— BEGIN MATERIAL TO PROCESS —

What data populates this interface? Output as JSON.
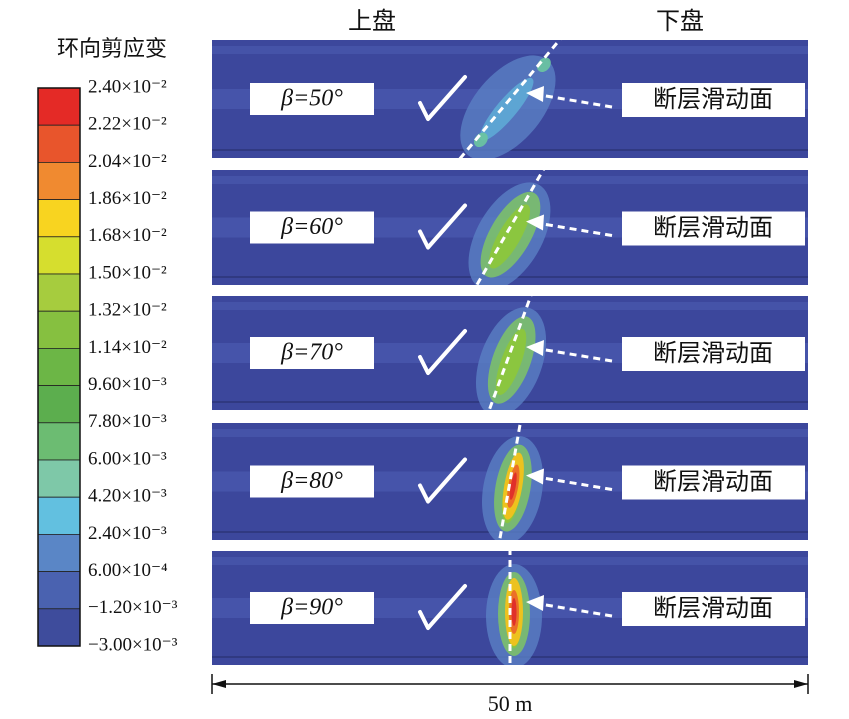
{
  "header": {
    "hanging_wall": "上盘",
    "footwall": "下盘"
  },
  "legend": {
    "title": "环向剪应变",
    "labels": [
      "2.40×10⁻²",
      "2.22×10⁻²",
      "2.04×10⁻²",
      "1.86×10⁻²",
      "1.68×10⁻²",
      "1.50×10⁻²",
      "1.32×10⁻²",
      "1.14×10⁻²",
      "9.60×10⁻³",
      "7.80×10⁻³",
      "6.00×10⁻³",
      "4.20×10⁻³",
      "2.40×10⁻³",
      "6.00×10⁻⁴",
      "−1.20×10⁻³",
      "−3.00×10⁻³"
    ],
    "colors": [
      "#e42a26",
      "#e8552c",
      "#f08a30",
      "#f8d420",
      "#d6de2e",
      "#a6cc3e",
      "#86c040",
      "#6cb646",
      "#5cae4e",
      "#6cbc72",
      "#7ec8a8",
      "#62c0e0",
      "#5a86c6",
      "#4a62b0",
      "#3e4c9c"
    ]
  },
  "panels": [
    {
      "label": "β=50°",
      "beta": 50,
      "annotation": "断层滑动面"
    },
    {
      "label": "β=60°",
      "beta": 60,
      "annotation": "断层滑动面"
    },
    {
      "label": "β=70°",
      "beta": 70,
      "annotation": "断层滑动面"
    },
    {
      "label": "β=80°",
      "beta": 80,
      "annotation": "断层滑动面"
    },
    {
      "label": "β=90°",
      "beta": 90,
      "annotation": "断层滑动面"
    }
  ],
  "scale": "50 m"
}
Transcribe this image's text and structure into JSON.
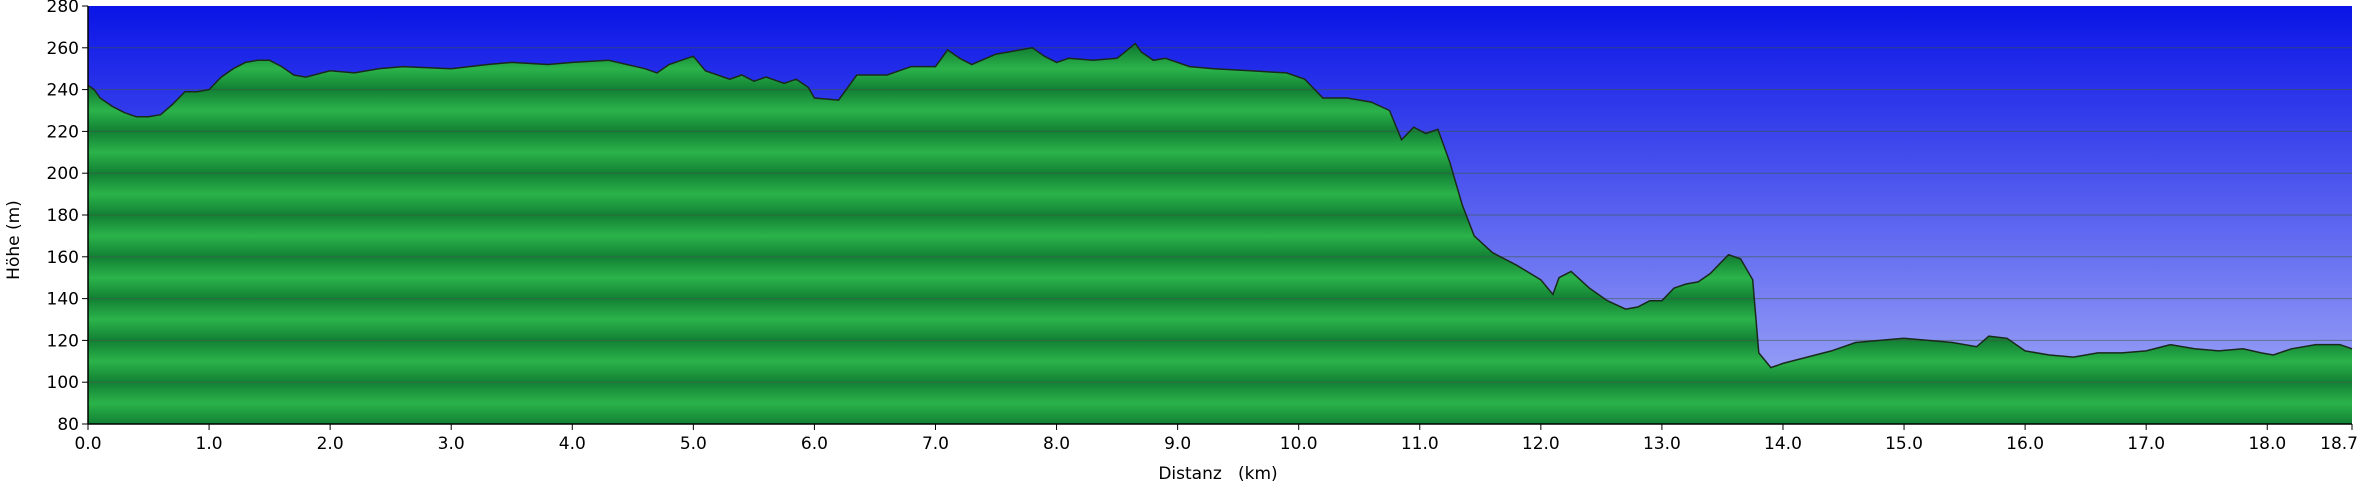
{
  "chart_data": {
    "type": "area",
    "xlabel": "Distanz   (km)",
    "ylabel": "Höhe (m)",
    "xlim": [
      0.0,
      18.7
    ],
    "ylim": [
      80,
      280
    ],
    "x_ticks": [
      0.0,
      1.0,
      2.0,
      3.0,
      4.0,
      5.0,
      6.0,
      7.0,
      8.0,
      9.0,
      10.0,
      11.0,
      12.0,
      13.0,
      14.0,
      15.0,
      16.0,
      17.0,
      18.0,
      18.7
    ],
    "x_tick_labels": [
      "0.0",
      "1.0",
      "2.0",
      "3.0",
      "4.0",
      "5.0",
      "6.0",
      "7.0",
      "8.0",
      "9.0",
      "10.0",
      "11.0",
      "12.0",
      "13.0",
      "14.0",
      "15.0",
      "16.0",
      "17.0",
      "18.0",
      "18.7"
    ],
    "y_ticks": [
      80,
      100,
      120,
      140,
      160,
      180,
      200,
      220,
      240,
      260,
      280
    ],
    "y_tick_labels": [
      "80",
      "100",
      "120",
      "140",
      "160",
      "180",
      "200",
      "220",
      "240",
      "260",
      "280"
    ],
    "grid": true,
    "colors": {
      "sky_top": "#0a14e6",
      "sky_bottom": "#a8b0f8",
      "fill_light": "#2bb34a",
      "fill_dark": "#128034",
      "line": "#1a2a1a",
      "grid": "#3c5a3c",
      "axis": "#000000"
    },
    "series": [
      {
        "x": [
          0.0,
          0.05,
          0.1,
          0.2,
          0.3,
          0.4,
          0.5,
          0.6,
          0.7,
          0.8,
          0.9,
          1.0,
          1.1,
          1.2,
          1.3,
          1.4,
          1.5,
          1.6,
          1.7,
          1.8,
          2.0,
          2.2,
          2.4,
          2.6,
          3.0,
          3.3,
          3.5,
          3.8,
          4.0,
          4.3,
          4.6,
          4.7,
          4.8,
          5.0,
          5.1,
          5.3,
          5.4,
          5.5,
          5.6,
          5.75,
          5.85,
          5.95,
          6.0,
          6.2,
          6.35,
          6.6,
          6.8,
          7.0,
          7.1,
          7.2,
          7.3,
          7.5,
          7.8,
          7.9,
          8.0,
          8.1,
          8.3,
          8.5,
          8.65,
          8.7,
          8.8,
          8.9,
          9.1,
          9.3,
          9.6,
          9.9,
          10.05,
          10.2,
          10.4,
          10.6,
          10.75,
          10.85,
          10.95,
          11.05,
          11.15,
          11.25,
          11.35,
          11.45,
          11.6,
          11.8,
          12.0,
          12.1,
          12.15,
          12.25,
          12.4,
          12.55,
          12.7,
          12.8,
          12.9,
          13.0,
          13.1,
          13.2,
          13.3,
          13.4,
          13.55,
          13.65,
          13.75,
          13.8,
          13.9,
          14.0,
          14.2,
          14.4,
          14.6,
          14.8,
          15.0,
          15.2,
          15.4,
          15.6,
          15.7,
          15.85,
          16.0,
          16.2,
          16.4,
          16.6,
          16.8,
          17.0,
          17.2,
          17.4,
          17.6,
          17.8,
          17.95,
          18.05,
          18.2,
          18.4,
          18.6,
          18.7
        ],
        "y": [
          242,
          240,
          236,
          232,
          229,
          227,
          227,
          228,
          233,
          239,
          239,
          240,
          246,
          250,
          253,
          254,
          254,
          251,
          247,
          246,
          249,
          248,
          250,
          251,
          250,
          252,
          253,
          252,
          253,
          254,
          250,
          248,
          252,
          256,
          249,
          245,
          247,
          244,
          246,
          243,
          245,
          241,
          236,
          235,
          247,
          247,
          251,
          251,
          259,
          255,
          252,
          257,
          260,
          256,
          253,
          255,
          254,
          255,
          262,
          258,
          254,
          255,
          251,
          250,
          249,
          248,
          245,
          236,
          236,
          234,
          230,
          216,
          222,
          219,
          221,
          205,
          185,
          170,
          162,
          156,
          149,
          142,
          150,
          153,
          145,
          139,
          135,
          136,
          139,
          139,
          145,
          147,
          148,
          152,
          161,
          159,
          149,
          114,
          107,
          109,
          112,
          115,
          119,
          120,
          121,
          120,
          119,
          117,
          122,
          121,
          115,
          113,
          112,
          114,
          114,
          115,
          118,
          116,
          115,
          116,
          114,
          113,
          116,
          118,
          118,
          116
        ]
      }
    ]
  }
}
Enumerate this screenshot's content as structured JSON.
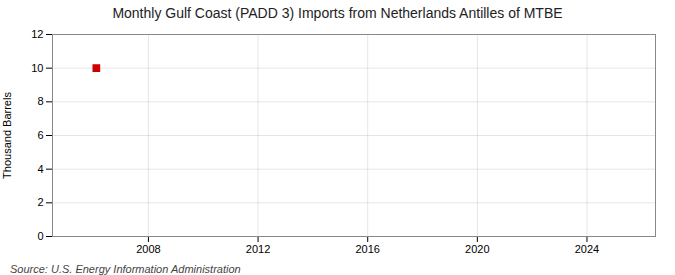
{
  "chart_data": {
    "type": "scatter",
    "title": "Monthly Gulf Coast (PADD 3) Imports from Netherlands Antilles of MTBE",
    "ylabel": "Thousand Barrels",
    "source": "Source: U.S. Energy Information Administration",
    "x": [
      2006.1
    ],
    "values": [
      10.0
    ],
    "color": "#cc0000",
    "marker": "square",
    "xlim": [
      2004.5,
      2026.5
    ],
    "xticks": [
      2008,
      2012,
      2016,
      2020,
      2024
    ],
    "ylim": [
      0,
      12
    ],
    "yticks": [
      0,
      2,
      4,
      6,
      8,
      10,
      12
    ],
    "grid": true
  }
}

— END MATERIAL TO PROCESS —

Pictures in the data above should not be copied; transcribe everything else exactly.

What data populates this interface? Output as JSON.
{
  "header": {
    "hanging_wall": "上盘",
    "footwall": "下盘"
  },
  "legend": {
    "title": "环向剪应变",
    "labels": [
      "2.40×10⁻²",
      "2.22×10⁻²",
      "2.04×10⁻²",
      "1.86×10⁻²",
      "1.68×10⁻²",
      "1.50×10⁻²",
      "1.32×10⁻²",
      "1.14×10⁻²",
      "9.60×10⁻³",
      "7.80×10⁻³",
      "6.00×10⁻³",
      "4.20×10⁻³",
      "2.40×10⁻³",
      "6.00×10⁻⁴",
      "−1.20×10⁻³",
      "−3.00×10⁻³"
    ],
    "colors": [
      "#e42a26",
      "#e8552c",
      "#f08a30",
      "#f8d420",
      "#d6de2e",
      "#a6cc3e",
      "#86c040",
      "#6cb646",
      "#5cae4e",
      "#6cbc72",
      "#7ec8a8",
      "#62c0e0",
      "#5a86c6",
      "#4a62b0",
      "#3e4c9c"
    ]
  },
  "panels": [
    {
      "label": "β=50°",
      "beta": 50,
      "annotation": "断层滑动面"
    },
    {
      "label": "β=60°",
      "beta": 60,
      "annotation": "断层滑动面"
    },
    {
      "label": "β=70°",
      "beta": 70,
      "annotation": "断层滑动面"
    },
    {
      "label": "β=80°",
      "beta": 80,
      "annotation": "断层滑动面"
    },
    {
      "label": "β=90°",
      "beta": 90,
      "annotation": "断层滑动面"
    }
  ],
  "scale": "50 m"
}
Transcribe this image's text and structure into JSON.
{
  "chart_data": {
    "type": "area",
    "xlabel": "Distanz   (km)",
    "ylabel": "Höhe (m)",
    "xlim": [
      0.0,
      18.7
    ],
    "ylim": [
      80,
      280
    ],
    "x_ticks": [
      0.0,
      1.0,
      2.0,
      3.0,
      4.0,
      5.0,
      6.0,
      7.0,
      8.0,
      9.0,
      10.0,
      11.0,
      12.0,
      13.0,
      14.0,
      15.0,
      16.0,
      17.0,
      18.0,
      18.7
    ],
    "x_tick_labels": [
      "0.0",
      "1.0",
      "2.0",
      "3.0",
      "4.0",
      "5.0",
      "6.0",
      "7.0",
      "8.0",
      "9.0",
      "10.0",
      "11.0",
      "12.0",
      "13.0",
      "14.0",
      "15.0",
      "16.0",
      "17.0",
      "18.0",
      "18.7"
    ],
    "y_ticks": [
      80,
      100,
      120,
      140,
      160,
      180,
      200,
      220,
      240,
      260,
      280
    ],
    "y_tick_labels": [
      "80",
      "100",
      "120",
      "140",
      "160",
      "180",
      "200",
      "220",
      "240",
      "260",
      "280"
    ],
    "grid": true,
    "colors": {
      "sky_top": "#0a14e6",
      "sky_bottom": "#a8b0f8",
      "fill_light": "#2bb34a",
      "fill_dark": "#128034",
      "line": "#1a2a1a",
      "grid": "#3c5a3c",
      "axis": "#000000"
    },
    "series": [
      {
        "x": [
          0.0,
          0.05,
          0.1,
          0.2,
          0.3,
          0.4,
          0.5,
          0.6,
          0.7,
          0.8,
          0.9,
          1.0,
          1.1,
          1.2,
          1.3,
          1.4,
          1.5,
          1.6,
          1.7,
          1.8,
          2.0,
          2.2,
          2.4,
          2.6,
          3.0,
          3.3,
          3.5,
          3.8,
          4.0,
          4.3,
          4.6,
          4.7,
          4.8,
          5.0,
          5.1,
          5.3,
          5.4,
          5.5,
          5.6,
          5.75,
          5.85,
          5.95,
          6.0,
          6.2,
          6.35,
          6.6,
          6.8,
          7.0,
          7.1,
          7.2,
          7.3,
          7.5,
          7.8,
          7.9,
          8.0,
          8.1,
          8.3,
          8.5,
          8.65,
          8.7,
          8.8,
          8.9,
          9.1,
          9.3,
          9.6,
          9.9,
          10.05,
          10.2,
          10.4,
          10.6,
          10.75,
          10.85,
          10.95,
          11.05,
          11.15,
          11.25,
          11.35,
          11.45,
          11.6,
          11.8,
          12.0,
          12.1,
          12.15,
          12.25,
          12.4,
          12.55,
          12.7,
          12.8,
          12.9,
          13.0,
          13.1,
          13.2,
          13.3,
          13.4,
          13.55,
          13.65,
          13.75,
          13.8,
          13.9,
          14.0,
          14.2,
          14.4,
          14.6,
          14.8,
          15.0,
          15.2,
          15.4,
          15.6,
          15.7,
          15.85,
          16.0,
          16.2,
          16.4,
          16.6,
          16.8,
          17.0,
          17.2,
          17.4,
          17.6,
          17.8,
          17.95,
          18.05,
          18.2,
          18.4,
          18.6,
          18.7
        ],
        "y": [
          242,
          240,
          236,
          232,
          229,
          227,
          227,
          228,
          233,
          239,
          239,
          240,
          246,
          250,
          253,
          254,
          254,
          251,
          247,
          246,
          249,
          248,
          250,
          251,
          250,
          252,
          253,
          252,
          253,
          254,
          250,
          248,
          252,
          256,
          249,
          245,
          247,
          244,
          246,
          243,
          245,
          241,
          236,
          235,
          247,
          247,
          251,
          251,
          259,
          255,
          252,
          257,
          260,
          256,
          253,
          255,
          254,
          255,
          262,
          258,
          254,
          255,
          251,
          250,
          249,
          248,
          245,
          236,
          236,
          234,
          230,
          216,
          222,
          219,
          221,
          205,
          185,
          170,
          162,
          156,
          149,
          142,
          150,
          153,
          145,
          139,
          135,
          136,
          139,
          139,
          145,
          147,
          148,
          152,
          161,
          159,
          149,
          114,
          107,
          109,
          112,
          115,
          119,
          120,
          121,
          120,
          119,
          117,
          122,
          121,
          115,
          113,
          112,
          114,
          114,
          115,
          118,
          116,
          115,
          116,
          114,
          113,
          116,
          118,
          118,
          116
        ]
      }
    ]
  }
}
Enumerate this screenshot's content as structured JSON.
{
  "chart_data": {
    "type": "scatter",
    "title": "Monthly Gulf Coast (PADD 3) Imports from Netherlands Antilles of MTBE",
    "ylabel": "Thousand Barrels",
    "source": "Source: U.S. Energy Information Administration",
    "x": [
      2006.1
    ],
    "values": [
      10.0
    ],
    "color": "#cc0000",
    "marker": "square",
    "xlim": [
      2004.5,
      2026.5
    ],
    "xticks": [
      2008,
      2012,
      2016,
      2020,
      2024
    ],
    "ylim": [
      0,
      12
    ],
    "yticks": [
      0,
      2,
      4,
      6,
      8,
      10,
      12
    ],
    "grid": true
  }
}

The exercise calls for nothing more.